* [To be done]:
Copy the lines from the start of the records through the line that contains "y-tick-label: 20 (45, 296, 64, 314)", including both ends, without altering them.

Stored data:
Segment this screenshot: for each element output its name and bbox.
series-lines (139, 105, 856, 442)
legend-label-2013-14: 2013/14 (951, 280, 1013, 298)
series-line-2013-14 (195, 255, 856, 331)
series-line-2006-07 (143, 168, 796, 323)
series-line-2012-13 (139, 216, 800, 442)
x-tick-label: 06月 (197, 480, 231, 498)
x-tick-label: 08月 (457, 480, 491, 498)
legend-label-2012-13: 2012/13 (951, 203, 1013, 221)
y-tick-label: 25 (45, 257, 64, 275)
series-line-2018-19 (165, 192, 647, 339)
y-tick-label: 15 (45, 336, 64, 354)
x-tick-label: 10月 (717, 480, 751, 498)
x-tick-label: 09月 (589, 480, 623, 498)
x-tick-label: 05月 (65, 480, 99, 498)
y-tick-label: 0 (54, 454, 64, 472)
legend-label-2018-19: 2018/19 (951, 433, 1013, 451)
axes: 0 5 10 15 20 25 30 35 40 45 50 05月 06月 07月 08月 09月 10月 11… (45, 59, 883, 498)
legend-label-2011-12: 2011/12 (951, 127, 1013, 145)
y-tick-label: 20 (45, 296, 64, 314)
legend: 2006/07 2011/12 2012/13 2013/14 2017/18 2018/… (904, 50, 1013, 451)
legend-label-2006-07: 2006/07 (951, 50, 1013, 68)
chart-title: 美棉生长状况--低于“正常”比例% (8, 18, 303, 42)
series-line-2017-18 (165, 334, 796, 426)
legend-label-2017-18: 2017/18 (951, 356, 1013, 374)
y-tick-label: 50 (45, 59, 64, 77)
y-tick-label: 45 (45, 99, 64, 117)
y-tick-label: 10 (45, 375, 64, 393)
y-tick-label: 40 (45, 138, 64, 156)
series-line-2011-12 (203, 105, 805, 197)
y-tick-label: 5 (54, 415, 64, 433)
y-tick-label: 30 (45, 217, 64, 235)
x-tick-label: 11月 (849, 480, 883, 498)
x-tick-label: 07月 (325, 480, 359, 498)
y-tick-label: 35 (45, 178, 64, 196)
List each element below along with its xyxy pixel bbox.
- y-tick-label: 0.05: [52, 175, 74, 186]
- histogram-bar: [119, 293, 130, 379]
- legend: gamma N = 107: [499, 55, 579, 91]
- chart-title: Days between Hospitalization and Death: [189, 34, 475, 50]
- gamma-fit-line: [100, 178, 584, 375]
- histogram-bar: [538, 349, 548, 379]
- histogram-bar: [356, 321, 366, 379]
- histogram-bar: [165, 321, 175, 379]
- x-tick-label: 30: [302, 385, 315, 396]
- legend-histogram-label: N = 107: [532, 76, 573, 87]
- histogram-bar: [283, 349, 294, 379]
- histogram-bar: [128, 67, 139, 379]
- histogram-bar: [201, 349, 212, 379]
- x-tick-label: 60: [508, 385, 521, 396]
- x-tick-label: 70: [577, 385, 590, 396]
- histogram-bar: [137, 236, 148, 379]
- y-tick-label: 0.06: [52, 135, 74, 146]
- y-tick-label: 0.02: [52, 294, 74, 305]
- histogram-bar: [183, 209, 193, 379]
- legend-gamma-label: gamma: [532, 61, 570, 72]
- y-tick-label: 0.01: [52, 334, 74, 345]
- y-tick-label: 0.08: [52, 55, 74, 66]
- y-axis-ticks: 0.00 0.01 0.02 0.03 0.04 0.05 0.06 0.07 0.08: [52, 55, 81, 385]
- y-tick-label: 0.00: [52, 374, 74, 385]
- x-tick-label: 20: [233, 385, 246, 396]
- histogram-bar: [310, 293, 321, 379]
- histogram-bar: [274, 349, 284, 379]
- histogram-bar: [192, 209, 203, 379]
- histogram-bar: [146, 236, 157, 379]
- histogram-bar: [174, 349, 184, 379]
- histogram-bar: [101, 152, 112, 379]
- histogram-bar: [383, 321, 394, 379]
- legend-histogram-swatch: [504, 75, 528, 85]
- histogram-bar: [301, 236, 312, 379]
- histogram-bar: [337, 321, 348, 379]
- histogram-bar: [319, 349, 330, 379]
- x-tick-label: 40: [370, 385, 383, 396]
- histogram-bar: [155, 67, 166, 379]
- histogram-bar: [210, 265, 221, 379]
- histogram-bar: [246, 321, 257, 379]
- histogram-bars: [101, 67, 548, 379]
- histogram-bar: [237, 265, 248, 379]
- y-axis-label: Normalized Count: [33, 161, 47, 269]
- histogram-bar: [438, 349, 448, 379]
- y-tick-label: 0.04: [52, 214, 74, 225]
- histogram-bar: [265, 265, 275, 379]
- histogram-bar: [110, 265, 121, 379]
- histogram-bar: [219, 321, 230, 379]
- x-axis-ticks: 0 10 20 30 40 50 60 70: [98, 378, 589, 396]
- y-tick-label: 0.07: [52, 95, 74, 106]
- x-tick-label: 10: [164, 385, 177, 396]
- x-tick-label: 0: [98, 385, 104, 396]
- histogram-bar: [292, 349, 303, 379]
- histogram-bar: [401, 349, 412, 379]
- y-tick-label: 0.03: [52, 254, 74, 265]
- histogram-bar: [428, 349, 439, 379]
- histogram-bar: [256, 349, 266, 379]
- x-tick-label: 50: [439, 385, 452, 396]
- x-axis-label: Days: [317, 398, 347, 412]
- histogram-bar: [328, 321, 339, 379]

* [Complete output]:
Segment this screenshot: for each element output its name and bbox.
series-lines (139, 105, 856, 442)
legend-label-2013-14: 2013/14 (951, 280, 1013, 298)
series-line-2013-14 (195, 255, 856, 331)
series-line-2006-07 (143, 168, 796, 323)
series-line-2012-13 (139, 216, 800, 442)
x-tick-label: 06月 (197, 480, 231, 498)
x-tick-label: 08月 (457, 480, 491, 498)
legend-label-2012-13: 2012/13 (951, 203, 1013, 221)
y-tick-label: 25 (45, 257, 64, 275)
series-line-2018-19 (165, 192, 647, 339)
y-tick-label: 15 (45, 336, 64, 354)
x-tick-label: 10月 (717, 480, 751, 498)
x-tick-label: 09月 (589, 480, 623, 498)
x-tick-label: 05月 (65, 480, 99, 498)
y-tick-label: 0 (54, 454, 64, 472)
legend-label-2018-19: 2018/19 (951, 433, 1013, 451)
axes: 0 5 10 15 20 25 30 35 40 45 50 05月 06月 07月 08月 09月 10月 11… (45, 59, 883, 498)
legend-label-2011-12: 2011/12 (951, 127, 1013, 145)
y-tick-label: 20 (45, 296, 64, 314)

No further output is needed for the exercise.